* Begin Supplied material *

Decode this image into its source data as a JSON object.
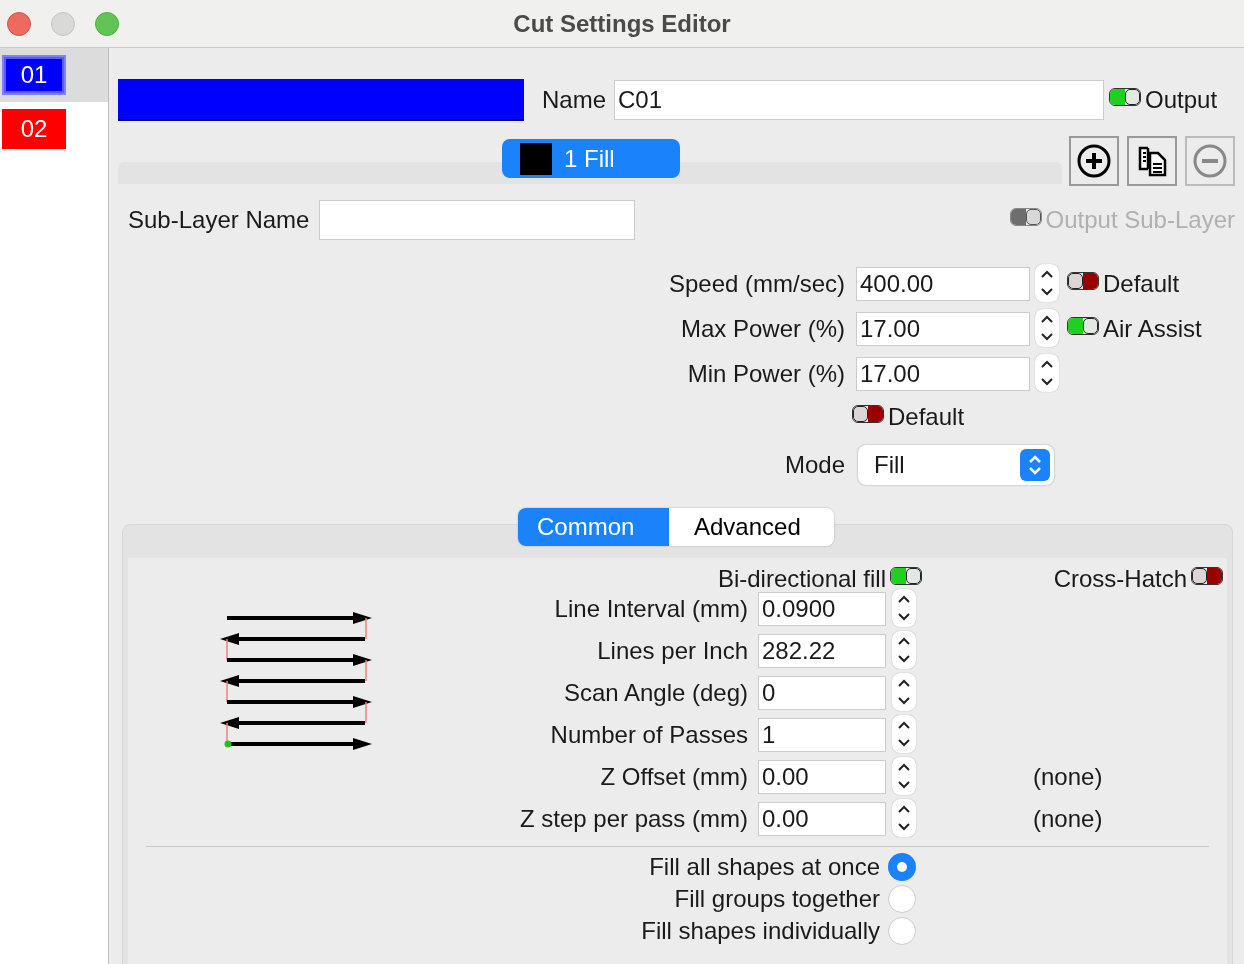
{
  "window": {
    "title": "Cut Settings Editor"
  },
  "layers": [
    {
      "label": "01",
      "color": "#0000ff",
      "selected": true
    },
    {
      "label": "02",
      "color": "#ff0000",
      "selected": false
    }
  ],
  "layer": {
    "color": "#0000ff",
    "name_label": "Name",
    "name": "C01",
    "output": {
      "label": "Output",
      "on": true
    }
  },
  "sub_layers": [
    {
      "label": "1 Fill",
      "color": "#000000",
      "selected": true
    }
  ],
  "sub_layer": {
    "name_label": "Sub-Layer Name",
    "output": {
      "label": "Output Sub-Layer",
      "on": true,
      "disabled": true
    }
  },
  "params": [
    {
      "label": "Speed (mm/sec)",
      "value": "400.00",
      "toggle": {
        "label": "Default",
        "on": false
      }
    },
    {
      "label": "Max Power (%)",
      "value": "17.00",
      "toggle": {
        "label": "Air Assist",
        "on": true
      }
    },
    {
      "label": "Min Power (%)",
      "value": "17.00"
    }
  ],
  "power_default": {
    "label": "Default",
    "on": false
  },
  "mode": {
    "label": "Mode",
    "value": "Fill"
  },
  "tabs": [
    {
      "label": "Common",
      "selected": true
    },
    {
      "label": "Advanced",
      "selected": false
    }
  ],
  "fill": {
    "bidirectional": {
      "label": "Bi-directional fill",
      "on": true
    },
    "cross_hatch": {
      "label": "Cross-Hatch",
      "on": false
    },
    "rows": [
      {
        "label": "Line Interval (mm)",
        "value": "0.0900"
      },
      {
        "label": "Lines per Inch",
        "value": "282.22"
      },
      {
        "label": "Scan Angle (deg)",
        "value": "0"
      },
      {
        "label": "Number of Passes",
        "value": "1"
      },
      {
        "label": "Z Offset (mm)",
        "value": "0.00",
        "note": "(none)"
      },
      {
        "label": "Z step per pass (mm)",
        "value": "0.00",
        "note": "(none)"
      }
    ],
    "order": [
      {
        "label": "Fill all shapes at once",
        "selected": true
      },
      {
        "label": "Fill groups together",
        "selected": false
      },
      {
        "label": "Fill shapes individually",
        "selected": false
      }
    ]
  }
}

* End Supplied material *

**Given request**
Leave out the pictures and copy the rest of the material above exactly.

**Task result**
Decode this image into its source data as a JSON object.
{
  "window": {
    "title": "Cut Settings Editor"
  },
  "layers": [
    {
      "label": "01",
      "color": "#0000ff",
      "selected": true
    },
    {
      "label": "02",
      "color": "#ff0000",
      "selected": false
    }
  ],
  "layer": {
    "color": "#0000ff",
    "name_label": "Name",
    "name": "C01",
    "output": {
      "label": "Output",
      "on": true
    }
  },
  "sub_layers": [
    {
      "label": "1 Fill",
      "color": "#000000",
      "selected": true
    }
  ],
  "sub_layer": {
    "name_label": "Sub-Layer Name",
    "output": {
      "label": "Output Sub-Layer",
      "on": true,
      "disabled": true
    }
  },
  "params": [
    {
      "label": "Speed (mm/sec)",
      "value": "400.00",
      "toggle": {
        "label": "Default",
        "on": false
      }
    },
    {
      "label": "Max Power (%)",
      "value": "17.00",
      "toggle": {
        "label": "Air Assist",
        "on": true
      }
    },
    {
      "label": "Min Power (%)",
      "value": "17.00"
    }
  ],
  "power_default": {
    "label": "Default",
    "on": false
  },
  "mode": {
    "label": "Mode",
    "value": "Fill"
  },
  "tabs": [
    {
      "label": "Common",
      "selected": true
    },
    {
      "label": "Advanced",
      "selected": false
    }
  ],
  "fill": {
    "bidirectional": {
      "label": "Bi-directional fill",
      "on": true
    },
    "cross_hatch": {
      "label": "Cross-Hatch",
      "on": false
    },
    "rows": [
      {
        "label": "Line Interval (mm)",
        "value": "0.0900"
      },
      {
        "label": "Lines per Inch",
        "value": "282.22"
      },
      {
        "label": "Scan Angle (deg)",
        "value": "0"
      },
      {
        "label": "Number of Passes",
        "value": "1"
      },
      {
        "label": "Z Offset (mm)",
        "value": "0.00",
        "note": "(none)"
      },
      {
        "label": "Z step per pass (mm)",
        "value": "0.00",
        "note": "(none)"
      }
    ],
    "order": [
      {
        "label": "Fill all shapes at once",
        "selected": true
      },
      {
        "label": "Fill groups together",
        "selected": false
      },
      {
        "label": "Fill shapes individually",
        "selected": false
      }
    ]
  }
}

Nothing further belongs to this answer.